Only a number is wanted: how many lines of the entries include the string "Uploading"?

### Data to process

################

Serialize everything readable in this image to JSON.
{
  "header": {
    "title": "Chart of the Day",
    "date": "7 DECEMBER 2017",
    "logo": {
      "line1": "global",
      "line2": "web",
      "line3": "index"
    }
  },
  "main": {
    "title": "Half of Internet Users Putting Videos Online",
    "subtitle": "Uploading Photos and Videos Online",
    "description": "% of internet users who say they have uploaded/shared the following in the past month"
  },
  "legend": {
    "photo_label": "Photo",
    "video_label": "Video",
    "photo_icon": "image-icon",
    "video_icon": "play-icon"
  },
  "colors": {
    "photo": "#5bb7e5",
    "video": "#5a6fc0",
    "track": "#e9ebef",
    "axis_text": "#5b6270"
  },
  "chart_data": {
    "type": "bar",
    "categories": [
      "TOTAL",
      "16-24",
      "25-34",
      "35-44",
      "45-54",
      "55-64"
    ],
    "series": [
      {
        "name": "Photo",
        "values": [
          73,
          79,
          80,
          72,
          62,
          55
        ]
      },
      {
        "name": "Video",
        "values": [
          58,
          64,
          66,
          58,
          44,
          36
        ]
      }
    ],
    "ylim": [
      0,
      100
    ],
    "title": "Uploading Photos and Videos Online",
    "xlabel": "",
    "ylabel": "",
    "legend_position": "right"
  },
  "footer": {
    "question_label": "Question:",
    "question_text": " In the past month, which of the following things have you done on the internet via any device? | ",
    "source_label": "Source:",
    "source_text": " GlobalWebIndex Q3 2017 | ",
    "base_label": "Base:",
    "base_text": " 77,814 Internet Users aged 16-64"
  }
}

################

### Result
2